## Exercise aim
Every record below should be transcribed exactly. Omit the images.
[start Exercise inputs]
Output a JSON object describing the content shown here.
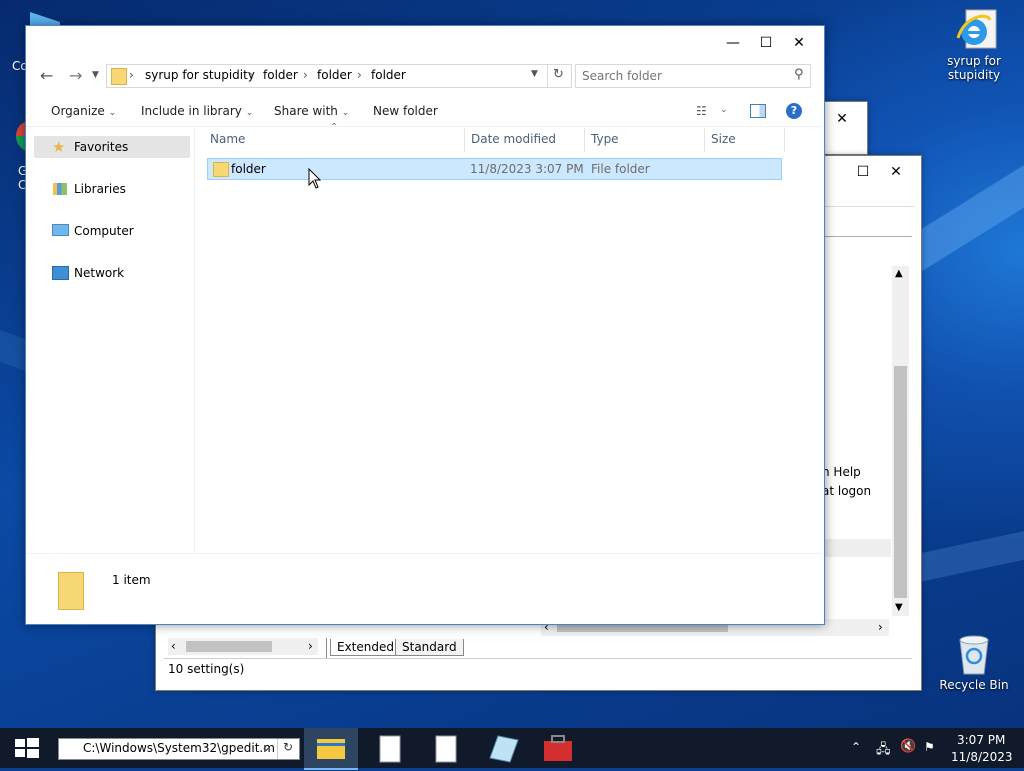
{
  "desktop": {
    "icons": [
      {
        "label_line1": "syrup for",
        "label_line2": "stupidity",
        "icon": "internet-explorer-icon"
      },
      {
        "label_line1": "Recycle Bin",
        "label_line2": "",
        "icon": "recycle-bin-icon"
      }
    ],
    "partial_left_1": "Co",
    "partial_left_2": "G",
    "partial_left_3": "C"
  },
  "bg_window": {
    "text_line1": "n Help",
    "text_line2": "at logon",
    "tabs": [
      "Extended",
      "Standard"
    ],
    "status": "10 setting(s)"
  },
  "explorer": {
    "breadcrumb": [
      "syrup for stupidity",
      "folder",
      "folder",
      "folder"
    ],
    "search_placeholder": "Search folder",
    "toolbar": {
      "organize": "Organize",
      "include_in_library": "Include in library",
      "share_with": "Share with",
      "new_folder": "New folder"
    },
    "nav": [
      "Favorites",
      "Libraries",
      "Computer",
      "Network"
    ],
    "columns": [
      "Name",
      "Date modified",
      "Type",
      "Size"
    ],
    "rows": [
      {
        "name": "folder",
        "date": "11/8/2023 3:07 PM",
        "type": "File folder",
        "size": ""
      }
    ],
    "status": "1 item"
  },
  "taskbar": {
    "run_box": "C:\\Windows\\System32\\gpedit.m",
    "time": "3:07 PM",
    "date": "11/8/2023"
  },
  "colors": {
    "selection": "#cce8ff",
    "selection_border": "#99d1ff",
    "taskbar": "#111a2a",
    "accent": "#4a84c7"
  }
}
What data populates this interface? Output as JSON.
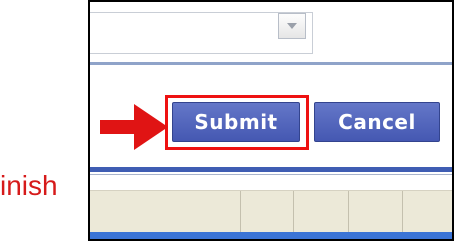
{
  "form": {
    "submit_label": "Submit",
    "cancel_label": "Cancel"
  },
  "annotation": {
    "label": "inish",
    "color": "#d61a1a"
  },
  "icons": {
    "dropdown": "chevron-down-icon",
    "pointer": "red-arrow-icon"
  },
  "colors": {
    "button": "#5062bd",
    "highlight": "#ee1111",
    "accent_bar": "#3f5db3",
    "taskbar": "#3b74d6"
  }
}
[end Exercise inputs]
## Answer to this task
Output a JSON object describing the content shown here.
{
  "desktop": {
    "icons": [
      {
        "label_line1": "syrup for",
        "label_line2": "stupidity",
        "icon": "internet-explorer-icon"
      },
      {
        "label_line1": "Recycle Bin",
        "label_line2": "",
        "icon": "recycle-bin-icon"
      }
    ],
    "partial_left_1": "Co",
    "partial_left_2": "G",
    "partial_left_3": "C"
  },
  "bg_window": {
    "text_line1": "n Help",
    "text_line2": "at logon",
    "tabs": [
      "Extended",
      "Standard"
    ],
    "status": "10 setting(s)"
  },
  "explorer": {
    "breadcrumb": [
      "syrup for stupidity",
      "folder",
      "folder",
      "folder"
    ],
    "search_placeholder": "Search folder",
    "toolbar": {
      "organize": "Organize",
      "include_in_library": "Include in library",
      "share_with": "Share with",
      "new_folder": "New folder"
    },
    "nav": [
      "Favorites",
      "Libraries",
      "Computer",
      "Network"
    ],
    "columns": [
      "Name",
      "Date modified",
      "Type",
      "Size"
    ],
    "rows": [
      {
        "name": "folder",
        "date": "11/8/2023 3:07 PM",
        "type": "File folder",
        "size": ""
      }
    ],
    "status": "1 item"
  },
  "taskbar": {
    "run_box": "C:\\Windows\\System32\\gpedit.m",
    "time": "3:07 PM",
    "date": "11/8/2023"
  },
  "colors": {
    "selection": "#cce8ff",
    "selection_border": "#99d1ff",
    "taskbar": "#111a2a",
    "accent": "#4a84c7"
  }
}
What data populates this interface? Output as JSON.
{
  "form": {
    "submit_label": "Submit",
    "cancel_label": "Cancel"
  },
  "annotation": {
    "label": "inish",
    "color": "#d61a1a"
  },
  "icons": {
    "dropdown": "chevron-down-icon",
    "pointer": "red-arrow-icon"
  },
  "colors": {
    "button": "#5062bd",
    "highlight": "#ee1111",
    "accent_bar": "#3f5db3",
    "taskbar": "#3b74d6"
  }
}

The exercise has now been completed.